* **Task to carry out**
Reproduce every line of the data below verbatim, without changing anything.

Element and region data
******

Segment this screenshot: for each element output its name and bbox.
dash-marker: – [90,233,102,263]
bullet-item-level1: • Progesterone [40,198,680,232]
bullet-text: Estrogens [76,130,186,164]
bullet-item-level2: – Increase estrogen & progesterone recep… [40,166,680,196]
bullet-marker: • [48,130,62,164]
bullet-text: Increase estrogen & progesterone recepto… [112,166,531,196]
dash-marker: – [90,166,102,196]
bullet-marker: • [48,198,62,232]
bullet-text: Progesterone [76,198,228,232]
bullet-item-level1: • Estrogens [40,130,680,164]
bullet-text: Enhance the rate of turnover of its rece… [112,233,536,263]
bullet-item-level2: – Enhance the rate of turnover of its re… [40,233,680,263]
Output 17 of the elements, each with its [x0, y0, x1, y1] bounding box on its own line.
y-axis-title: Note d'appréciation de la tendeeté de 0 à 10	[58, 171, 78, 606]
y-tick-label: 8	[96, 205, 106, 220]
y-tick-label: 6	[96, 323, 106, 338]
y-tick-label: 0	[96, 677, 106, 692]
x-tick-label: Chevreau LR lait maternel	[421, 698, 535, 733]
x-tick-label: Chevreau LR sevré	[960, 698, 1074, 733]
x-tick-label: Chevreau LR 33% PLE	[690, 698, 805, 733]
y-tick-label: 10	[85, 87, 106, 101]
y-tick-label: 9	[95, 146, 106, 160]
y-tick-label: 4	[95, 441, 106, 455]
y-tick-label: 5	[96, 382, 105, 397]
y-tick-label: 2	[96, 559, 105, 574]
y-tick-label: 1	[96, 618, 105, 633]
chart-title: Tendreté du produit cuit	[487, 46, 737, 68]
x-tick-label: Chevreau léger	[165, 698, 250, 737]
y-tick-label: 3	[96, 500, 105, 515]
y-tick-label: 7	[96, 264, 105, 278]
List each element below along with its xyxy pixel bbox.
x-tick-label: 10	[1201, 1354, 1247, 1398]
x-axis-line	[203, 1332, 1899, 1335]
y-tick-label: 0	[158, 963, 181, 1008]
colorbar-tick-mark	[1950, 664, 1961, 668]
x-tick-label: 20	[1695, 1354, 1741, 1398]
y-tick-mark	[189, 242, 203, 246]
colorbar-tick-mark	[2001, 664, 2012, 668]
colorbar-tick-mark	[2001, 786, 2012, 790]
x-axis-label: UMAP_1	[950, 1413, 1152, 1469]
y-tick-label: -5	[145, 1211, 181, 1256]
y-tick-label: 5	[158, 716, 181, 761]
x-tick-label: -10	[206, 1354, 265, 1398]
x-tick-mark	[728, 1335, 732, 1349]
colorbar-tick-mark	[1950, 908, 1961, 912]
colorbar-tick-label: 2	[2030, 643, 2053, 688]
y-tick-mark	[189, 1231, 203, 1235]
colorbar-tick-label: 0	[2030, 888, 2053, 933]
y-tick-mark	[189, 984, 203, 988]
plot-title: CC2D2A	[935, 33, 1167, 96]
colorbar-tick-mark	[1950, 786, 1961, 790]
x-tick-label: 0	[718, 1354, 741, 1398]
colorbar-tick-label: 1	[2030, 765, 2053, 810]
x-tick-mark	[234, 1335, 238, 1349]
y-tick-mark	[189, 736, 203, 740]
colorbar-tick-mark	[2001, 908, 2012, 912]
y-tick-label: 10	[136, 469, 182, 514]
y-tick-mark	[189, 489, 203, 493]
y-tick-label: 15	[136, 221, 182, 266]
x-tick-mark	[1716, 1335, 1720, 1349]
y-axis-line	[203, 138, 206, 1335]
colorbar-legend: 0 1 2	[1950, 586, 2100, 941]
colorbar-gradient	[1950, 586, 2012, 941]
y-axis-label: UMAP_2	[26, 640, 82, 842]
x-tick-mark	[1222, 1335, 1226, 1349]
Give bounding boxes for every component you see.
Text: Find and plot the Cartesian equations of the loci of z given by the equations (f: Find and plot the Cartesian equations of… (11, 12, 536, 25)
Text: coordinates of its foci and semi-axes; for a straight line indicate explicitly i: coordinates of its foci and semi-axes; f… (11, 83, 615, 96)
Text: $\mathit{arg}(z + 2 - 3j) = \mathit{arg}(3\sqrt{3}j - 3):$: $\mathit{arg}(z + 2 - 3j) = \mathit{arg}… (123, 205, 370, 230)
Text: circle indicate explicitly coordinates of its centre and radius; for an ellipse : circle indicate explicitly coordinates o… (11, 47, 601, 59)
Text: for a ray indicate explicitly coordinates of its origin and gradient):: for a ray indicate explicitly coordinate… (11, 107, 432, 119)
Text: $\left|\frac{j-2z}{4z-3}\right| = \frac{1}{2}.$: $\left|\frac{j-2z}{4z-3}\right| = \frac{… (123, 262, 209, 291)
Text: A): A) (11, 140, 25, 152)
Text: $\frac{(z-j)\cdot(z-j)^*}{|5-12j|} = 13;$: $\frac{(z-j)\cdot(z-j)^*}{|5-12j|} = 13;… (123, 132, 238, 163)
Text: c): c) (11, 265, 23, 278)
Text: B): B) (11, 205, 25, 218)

******

* **Written solution**
Segment this screenshot: for each element output its name and bbox.
dash-marker: – [90,233,102,263]
bullet-item-level1: • Progesterone [40,198,680,232]
bullet-text: Estrogens [76,130,186,164]
bullet-item-level2: – Increase estrogen & progesterone recep… [40,166,680,196]
bullet-marker: • [48,130,62,164]
bullet-text: Increase estrogen & progesterone recepto… [112,166,531,196]
dash-marker: – [90,166,102,196]
bullet-marker: • [48,198,62,232]
bullet-text: Progesterone [76,198,228,232]
bullet-item-level1: • Estrogens [40,130,680,164]
bullet-text: Enhance the rate of turnover of its rece… [112,233,536,263]
bullet-item-level2: – Enhance the rate of turnover of its re… [40,233,680,263]
Output 17 of the elements, each with its [x0, y0, x1, y1] bounding box on its own line.
y-axis-title: Note d'appréciation de la tendeeté de 0 à 10	[58, 171, 78, 606]
y-tick-label: 8	[96, 205, 106, 220]
y-tick-label: 6	[96, 323, 106, 338]
y-tick-label: 0	[96, 677, 106, 692]
x-tick-label: Chevreau LR lait maternel	[421, 698, 535, 733]
x-tick-label: Chevreau LR sevré	[960, 698, 1074, 733]
x-tick-label: Chevreau LR 33% PLE	[690, 698, 805, 733]
y-tick-label: 10	[85, 87, 106, 101]
y-tick-label: 9	[95, 146, 106, 160]
y-tick-label: 4	[95, 441, 106, 455]
y-tick-label: 5	[96, 382, 105, 397]
y-tick-label: 2	[96, 559, 105, 574]
y-tick-label: 1	[96, 618, 105, 633]
chart-title: Tendreté du produit cuit	[487, 46, 737, 68]
x-tick-label: Chevreau léger	[165, 698, 250, 737]
y-tick-label: 3	[96, 500, 105, 515]
y-tick-label: 7	[96, 264, 105, 278]
List each element below along with its xyxy pixel bbox.
x-tick-label: 10	[1201, 1354, 1247, 1398]
x-axis-line	[203, 1332, 1899, 1335]
y-tick-label: 0	[158, 963, 181, 1008]
colorbar-tick-mark	[1950, 664, 1961, 668]
x-tick-label: 20	[1695, 1354, 1741, 1398]
y-tick-mark	[189, 242, 203, 246]
colorbar-tick-mark	[2001, 664, 2012, 668]
colorbar-tick-mark	[2001, 786, 2012, 790]
x-axis-label: UMAP_1	[950, 1413, 1152, 1469]
y-tick-label: -5	[145, 1211, 181, 1256]
y-tick-label: 5	[158, 716, 181, 761]
x-tick-label: -10	[206, 1354, 265, 1398]
x-tick-mark	[728, 1335, 732, 1349]
colorbar-tick-mark	[1950, 908, 1961, 912]
colorbar-tick-label: 2	[2030, 643, 2053, 688]
y-tick-mark	[189, 1231, 203, 1235]
colorbar-tick-label: 0	[2030, 888, 2053, 933]
y-tick-mark	[189, 984, 203, 988]
plot-title: CC2D2A	[935, 33, 1167, 96]
colorbar-tick-mark	[1950, 786, 1961, 790]
x-tick-label: 0	[718, 1354, 741, 1398]
colorbar-tick-label: 1	[2030, 765, 2053, 810]
x-tick-mark	[234, 1335, 238, 1349]
y-tick-mark	[189, 736, 203, 740]
colorbar-tick-mark	[2001, 908, 2012, 912]
y-tick-label: 10	[136, 469, 182, 514]
y-tick-mark	[189, 489, 203, 493]
y-tick-label: 15	[136, 221, 182, 266]
x-tick-mark	[1716, 1335, 1720, 1349]
y-axis-line	[203, 138, 206, 1335]
colorbar-legend: 0 1 2	[1950, 586, 2100, 941]
colorbar-gradient	[1950, 586, 2012, 941]
y-axis-label: UMAP_2	[26, 640, 82, 842]
x-tick-mark	[1222, 1335, 1226, 1349]
Give bounding boxes for every component you see.
Text: Find and plot the Cartesian equations of the loci of z given by the equations (f: Find and plot the Cartesian equations of… (11, 12, 536, 25)
Text: coordinates of its foci and semi-axes; for a straight line indicate explicitly i: coordinates of its foci and semi-axes; f… (11, 83, 615, 96)
Text: $\mathit{arg}(z + 2 - 3j) = \mathit{arg}(3\sqrt{3}j - 3):$: $\mathit{arg}(z + 2 - 3j) = \mathit{arg}… (123, 205, 370, 230)
Text: circle indicate explicitly coordinates of its centre and radius; for an ellipse : circle indicate explicitly coordinates o… (11, 47, 601, 59)
Text: for a ray indicate explicitly coordinates of its origin and gradient):: for a ray indicate explicitly coordinate… (11, 107, 432, 119)
Text: $\left|\frac{j-2z}{4z-3}\right| = \frac{1}{2}.$: $\left|\frac{j-2z}{4z-3}\right| = \frac{… (123, 262, 209, 291)
Text: A): A) (11, 140, 25, 152)
Text: $\frac{(z-j)\cdot(z-j)^*}{|5-12j|} = 13;$: $\frac{(z-j)\cdot(z-j)^*}{|5-12j|} = 13;… (123, 132, 238, 163)
Text: c): c) (11, 265, 23, 278)
Text: B): B) (11, 205, 25, 218)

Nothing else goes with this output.